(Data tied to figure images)
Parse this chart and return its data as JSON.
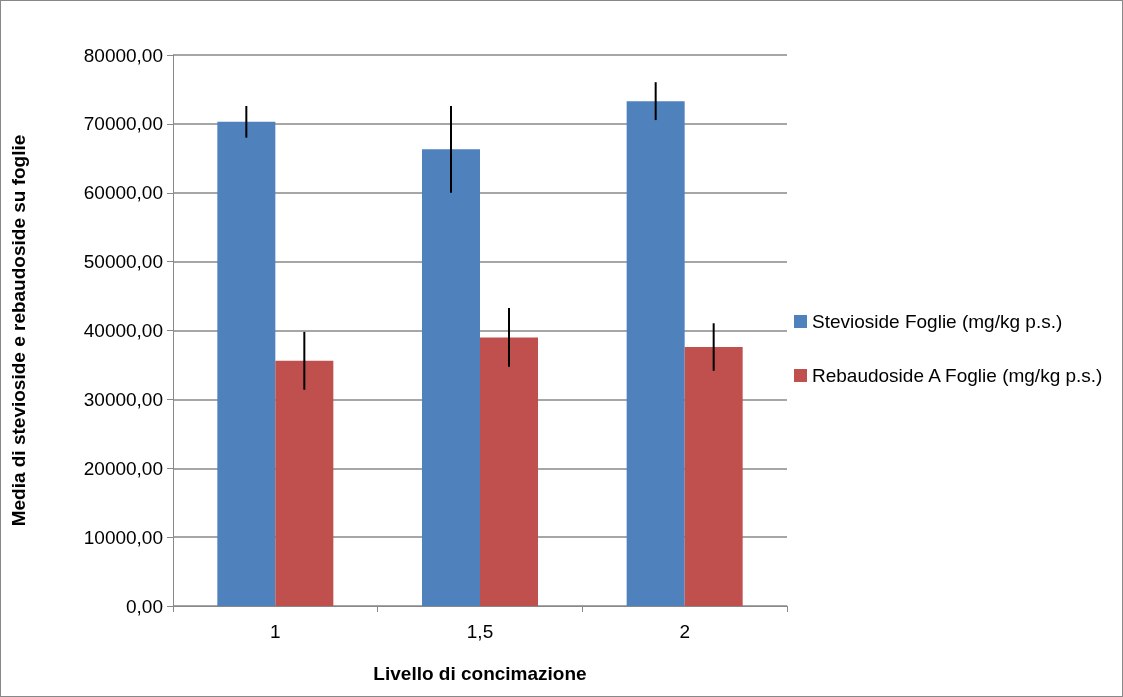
{
  "chart_data": {
    "type": "bar",
    "xlabel": "Livello di concimazione",
    "ylabel": "Media di stevioside e rebaudoside su foglie",
    "categories": [
      "1",
      "1,5",
      "2"
    ],
    "series": [
      {
        "name": "Stevioside Foglie (mg/kg p.s.)",
        "color": "#4f81bd",
        "values": [
          70300,
          66300,
          73300
        ],
        "errors": [
          2300,
          6300,
          2750
        ]
      },
      {
        "name": "Rebaudoside A Foglie (mg/kg p.s.)",
        "color": "#c0504d",
        "values": [
          35600,
          39000,
          37600
        ],
        "errors": [
          4200,
          4250,
          3450
        ]
      }
    ],
    "ylim": [
      0,
      80000
    ],
    "yticks": [
      {
        "value": 0,
        "label": "0,00"
      },
      {
        "value": 10000,
        "label": "10000,00"
      },
      {
        "value": 20000,
        "label": "20000,00"
      },
      {
        "value": 30000,
        "label": "30000,00"
      },
      {
        "value": 40000,
        "label": "40000,00"
      },
      {
        "value": 50000,
        "label": "50000,00"
      },
      {
        "value": 60000,
        "label": "60000,00"
      },
      {
        "value": 70000,
        "label": "70000,00"
      },
      {
        "value": 80000,
        "label": "80000,00"
      }
    ],
    "grid": "y",
    "legend": "right"
  }
}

# Task to complete
Quote everything in the listing above exactly; pictures are the only thing to omit.

# Answer to the problem
Parse this chart and return its data as JSON.
{
  "chart_data": {
    "type": "bar",
    "xlabel": "Livello di concimazione",
    "ylabel": "Media di stevioside e rebaudoside su foglie",
    "categories": [
      "1",
      "1,5",
      "2"
    ],
    "series": [
      {
        "name": "Stevioside Foglie (mg/kg p.s.)",
        "color": "#4f81bd",
        "values": [
          70300,
          66300,
          73300
        ],
        "errors": [
          2300,
          6300,
          2750
        ]
      },
      {
        "name": "Rebaudoside A Foglie (mg/kg p.s.)",
        "color": "#c0504d",
        "values": [
          35600,
          39000,
          37600
        ],
        "errors": [
          4200,
          4250,
          3450
        ]
      }
    ],
    "ylim": [
      0,
      80000
    ],
    "yticks": [
      {
        "value": 0,
        "label": "0,00"
      },
      {
        "value": 10000,
        "label": "10000,00"
      },
      {
        "value": 20000,
        "label": "20000,00"
      },
      {
        "value": 30000,
        "label": "30000,00"
      },
      {
        "value": 40000,
        "label": "40000,00"
      },
      {
        "value": 50000,
        "label": "50000,00"
      },
      {
        "value": 60000,
        "label": "60000,00"
      },
      {
        "value": 70000,
        "label": "70000,00"
      },
      {
        "value": 80000,
        "label": "80000,00"
      }
    ],
    "grid": "y",
    "legend": "right"
  }
}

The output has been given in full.